◆ **EXERCISE TASK**: Restate every line of the material, word for word.

◆ **ENTRIES**:

>> Start

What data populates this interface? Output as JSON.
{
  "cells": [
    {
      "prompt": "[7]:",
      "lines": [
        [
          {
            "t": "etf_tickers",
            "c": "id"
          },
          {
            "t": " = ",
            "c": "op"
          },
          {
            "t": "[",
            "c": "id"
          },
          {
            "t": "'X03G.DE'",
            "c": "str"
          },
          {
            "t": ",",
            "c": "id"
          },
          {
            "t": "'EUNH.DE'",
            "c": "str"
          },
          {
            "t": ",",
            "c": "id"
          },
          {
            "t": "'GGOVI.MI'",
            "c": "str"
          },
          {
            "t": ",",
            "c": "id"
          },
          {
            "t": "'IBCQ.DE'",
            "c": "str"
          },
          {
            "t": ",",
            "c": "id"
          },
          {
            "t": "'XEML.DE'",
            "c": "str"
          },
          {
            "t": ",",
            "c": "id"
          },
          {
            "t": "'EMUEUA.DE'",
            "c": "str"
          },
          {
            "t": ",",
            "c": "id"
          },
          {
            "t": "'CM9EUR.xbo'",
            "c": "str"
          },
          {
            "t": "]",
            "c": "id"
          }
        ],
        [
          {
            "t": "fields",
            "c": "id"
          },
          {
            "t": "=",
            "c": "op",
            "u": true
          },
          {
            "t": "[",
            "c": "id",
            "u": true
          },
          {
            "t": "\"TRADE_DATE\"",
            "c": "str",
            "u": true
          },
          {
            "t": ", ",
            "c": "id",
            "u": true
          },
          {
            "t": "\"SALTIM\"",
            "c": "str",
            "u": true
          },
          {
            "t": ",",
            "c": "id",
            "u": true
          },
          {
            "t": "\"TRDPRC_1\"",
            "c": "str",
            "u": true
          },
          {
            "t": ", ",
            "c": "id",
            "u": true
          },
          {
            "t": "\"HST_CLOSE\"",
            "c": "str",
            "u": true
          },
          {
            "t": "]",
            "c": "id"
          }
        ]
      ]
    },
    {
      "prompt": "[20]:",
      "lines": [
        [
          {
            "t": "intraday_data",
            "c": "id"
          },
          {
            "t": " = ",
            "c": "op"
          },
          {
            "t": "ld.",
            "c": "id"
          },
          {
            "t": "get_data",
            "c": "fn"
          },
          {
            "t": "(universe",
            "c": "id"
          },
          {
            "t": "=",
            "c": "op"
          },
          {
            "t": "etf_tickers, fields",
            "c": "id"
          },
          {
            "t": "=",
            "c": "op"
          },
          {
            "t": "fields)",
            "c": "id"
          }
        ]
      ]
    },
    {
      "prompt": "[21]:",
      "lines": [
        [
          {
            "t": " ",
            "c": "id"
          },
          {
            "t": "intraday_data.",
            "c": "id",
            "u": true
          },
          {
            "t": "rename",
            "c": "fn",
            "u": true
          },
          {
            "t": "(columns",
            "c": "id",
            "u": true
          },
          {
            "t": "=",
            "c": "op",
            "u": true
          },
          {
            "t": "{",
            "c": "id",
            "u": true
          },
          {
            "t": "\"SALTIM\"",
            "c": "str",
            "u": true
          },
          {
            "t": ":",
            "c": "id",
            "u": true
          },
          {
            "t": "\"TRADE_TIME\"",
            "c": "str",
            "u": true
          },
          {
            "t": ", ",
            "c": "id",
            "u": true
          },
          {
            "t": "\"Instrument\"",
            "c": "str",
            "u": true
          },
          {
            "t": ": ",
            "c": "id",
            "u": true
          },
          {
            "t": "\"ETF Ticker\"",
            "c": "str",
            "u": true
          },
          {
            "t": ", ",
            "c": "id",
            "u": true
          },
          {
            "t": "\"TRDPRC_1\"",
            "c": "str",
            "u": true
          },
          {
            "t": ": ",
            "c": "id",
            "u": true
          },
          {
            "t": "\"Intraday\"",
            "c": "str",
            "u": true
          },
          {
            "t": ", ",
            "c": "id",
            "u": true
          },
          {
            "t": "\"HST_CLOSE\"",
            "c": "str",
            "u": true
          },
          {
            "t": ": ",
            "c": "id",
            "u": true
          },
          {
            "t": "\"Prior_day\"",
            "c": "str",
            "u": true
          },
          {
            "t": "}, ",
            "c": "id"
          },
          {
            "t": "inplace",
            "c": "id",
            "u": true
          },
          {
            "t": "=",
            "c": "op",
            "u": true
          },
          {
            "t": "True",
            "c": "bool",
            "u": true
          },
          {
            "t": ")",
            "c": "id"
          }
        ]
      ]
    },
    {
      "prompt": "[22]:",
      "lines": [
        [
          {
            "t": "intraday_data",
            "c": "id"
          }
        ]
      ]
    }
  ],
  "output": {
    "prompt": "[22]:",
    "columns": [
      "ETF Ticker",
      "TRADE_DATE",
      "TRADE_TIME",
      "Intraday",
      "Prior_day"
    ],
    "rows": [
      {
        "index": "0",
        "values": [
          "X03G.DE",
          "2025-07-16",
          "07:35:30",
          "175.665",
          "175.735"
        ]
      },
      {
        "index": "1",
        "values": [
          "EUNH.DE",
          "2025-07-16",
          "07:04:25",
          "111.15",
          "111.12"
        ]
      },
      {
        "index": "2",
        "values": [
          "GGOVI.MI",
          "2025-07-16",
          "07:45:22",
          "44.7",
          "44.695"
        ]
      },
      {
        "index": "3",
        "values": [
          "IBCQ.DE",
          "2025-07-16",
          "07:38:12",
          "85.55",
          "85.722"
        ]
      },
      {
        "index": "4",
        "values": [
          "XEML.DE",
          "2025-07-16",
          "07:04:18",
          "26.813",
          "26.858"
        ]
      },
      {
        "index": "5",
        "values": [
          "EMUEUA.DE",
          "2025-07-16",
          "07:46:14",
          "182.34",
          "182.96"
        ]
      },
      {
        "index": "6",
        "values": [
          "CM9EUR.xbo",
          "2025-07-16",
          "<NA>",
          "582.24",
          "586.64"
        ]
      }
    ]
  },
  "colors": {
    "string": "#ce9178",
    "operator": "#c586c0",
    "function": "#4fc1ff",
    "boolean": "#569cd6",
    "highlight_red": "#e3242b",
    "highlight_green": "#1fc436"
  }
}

>> End

◆ **TASK SOLUTION**:
What data populates this interface? Output as JSON.
{
  "cells": [
    {
      "prompt": "[7]:",
      "lines": [
        [
          {
            "t": "etf_tickers",
            "c": "id"
          },
          {
            "t": " = ",
            "c": "op"
          },
          {
            "t": "[",
            "c": "id"
          },
          {
            "t": "'X03G.DE'",
            "c": "str"
          },
          {
            "t": ",",
            "c": "id"
          },
          {
            "t": "'EUNH.DE'",
            "c": "str"
          },
          {
            "t": ",",
            "c": "id"
          },
          {
            "t": "'GGOVI.MI'",
            "c": "str"
          },
          {
            "t": ",",
            "c": "id"
          },
          {
            "t": "'IBCQ.DE'",
            "c": "str"
          },
          {
            "t": ",",
            "c": "id"
          },
          {
            "t": "'XEML.DE'",
            "c": "str"
          },
          {
            "t": ",",
            "c": "id"
          },
          {
            "t": "'EMUEUA.DE'",
            "c": "str"
          },
          {
            "t": ",",
            "c": "id"
          },
          {
            "t": "'CM9EUR.xbo'",
            "c": "str"
          },
          {
            "t": "]",
            "c": "id"
          }
        ],
        [
          {
            "t": "fields",
            "c": "id"
          },
          {
            "t": "=",
            "c": "op",
            "u": true
          },
          {
            "t": "[",
            "c": "id",
            "u": true
          },
          {
            "t": "\"TRADE_DATE\"",
            "c": "str",
            "u": true
          },
          {
            "t": ", ",
            "c": "id",
            "u": true
          },
          {
            "t": "\"SALTIM\"",
            "c": "str",
            "u": true
          },
          {
            "t": ",",
            "c": "id",
            "u": true
          },
          {
            "t": "\"TRDPRC_1\"",
            "c": "str",
            "u": true
          },
          {
            "t": ", ",
            "c": "id",
            "u": true
          },
          {
            "t": "\"HST_CLOSE\"",
            "c": "str",
            "u": true
          },
          {
            "t": "]",
            "c": "id"
          }
        ]
      ]
    },
    {
      "prompt": "[20]:",
      "lines": [
        [
          {
            "t": "intraday_data",
            "c": "id"
          },
          {
            "t": " = ",
            "c": "op"
          },
          {
            "t": "ld.",
            "c": "id"
          },
          {
            "t": "get_data",
            "c": "fn"
          },
          {
            "t": "(universe",
            "c": "id"
          },
          {
            "t": "=",
            "c": "op"
          },
          {
            "t": "etf_tickers, fields",
            "c": "id"
          },
          {
            "t": "=",
            "c": "op"
          },
          {
            "t": "fields)",
            "c": "id"
          }
        ]
      ]
    },
    {
      "prompt": "[21]:",
      "lines": [
        [
          {
            "t": " ",
            "c": "id"
          },
          {
            "t": "intraday_data.",
            "c": "id",
            "u": true
          },
          {
            "t": "rename",
            "c": "fn",
            "u": true
          },
          {
            "t": "(columns",
            "c": "id",
            "u": true
          },
          {
            "t": "=",
            "c": "op",
            "u": true
          },
          {
            "t": "{",
            "c": "id",
            "u": true
          },
          {
            "t": "\"SALTIM\"",
            "c": "str",
            "u": true
          },
          {
            "t": ":",
            "c": "id",
            "u": true
          },
          {
            "t": "\"TRADE_TIME\"",
            "c": "str",
            "u": true
          },
          {
            "t": ", ",
            "c": "id",
            "u": true
          },
          {
            "t": "\"Instrument\"",
            "c": "str",
            "u": true
          },
          {
            "t": ": ",
            "c": "id",
            "u": true
          },
          {
            "t": "\"ETF Ticker\"",
            "c": "str",
            "u": true
          },
          {
            "t": ", ",
            "c": "id",
            "u": true
          },
          {
            "t": "\"TRDPRC_1\"",
            "c": "str",
            "u": true
          },
          {
            "t": ": ",
            "c": "id",
            "u": true
          },
          {
            "t": "\"Intraday\"",
            "c": "str",
            "u": true
          },
          {
            "t": ", ",
            "c": "id",
            "u": true
          },
          {
            "t": "\"HST_CLOSE\"",
            "c": "str",
            "u": true
          },
          {
            "t": ": ",
            "c": "id",
            "u": true
          },
          {
            "t": "\"Prior_day\"",
            "c": "str",
            "u": true
          },
          {
            "t": "}, ",
            "c": "id"
          },
          {
            "t": "inplace",
            "c": "id",
            "u": true
          },
          {
            "t": "=",
            "c": "op",
            "u": true
          },
          {
            "t": "True",
            "c": "bool",
            "u": true
          },
          {
            "t": ")",
            "c": "id"
          }
        ]
      ]
    },
    {
      "prompt": "[22]:",
      "lines": [
        [
          {
            "t": "intraday_data",
            "c": "id"
          }
        ]
      ]
    }
  ],
  "output": {
    "prompt": "[22]:",
    "columns": [
      "ETF Ticker",
      "TRADE_DATE",
      "TRADE_TIME",
      "Intraday",
      "Prior_day"
    ],
    "rows": [
      {
        "index": "0",
        "values": [
          "X03G.DE",
          "2025-07-16",
          "07:35:30",
          "175.665",
          "175.735"
        ]
      },
      {
        "index": "1",
        "values": [
          "EUNH.DE",
          "2025-07-16",
          "07:04:25",
          "111.15",
          "111.12"
        ]
      },
      {
        "index": "2",
        "values": [
          "GGOVI.MI",
          "2025-07-16",
          "07:45:22",
          "44.7",
          "44.695"
        ]
      },
      {
        "index": "3",
        "values": [
          "IBCQ.DE",
          "2025-07-16",
          "07:38:12",
          "85.55",
          "85.722"
        ]
      },
      {
        "index": "4",
        "values": [
          "XEML.DE",
          "2025-07-16",
          "07:04:18",
          "26.813",
          "26.858"
        ]
      },
      {
        "index": "5",
        "values": [
          "EMUEUA.DE",
          "2025-07-16",
          "07:46:14",
          "182.34",
          "182.96"
        ]
      },
      {
        "index": "6",
        "values": [
          "CM9EUR.xbo",
          "2025-07-16",
          "<NA>",
          "582.24",
          "586.64"
        ]
      }
    ]
  },
  "colors": {
    "string": "#ce9178",
    "operator": "#c586c0",
    "function": "#4fc1ff",
    "boolean": "#569cd6",
    "highlight_red": "#e3242b",
    "highlight_green": "#1fc436"
  }
}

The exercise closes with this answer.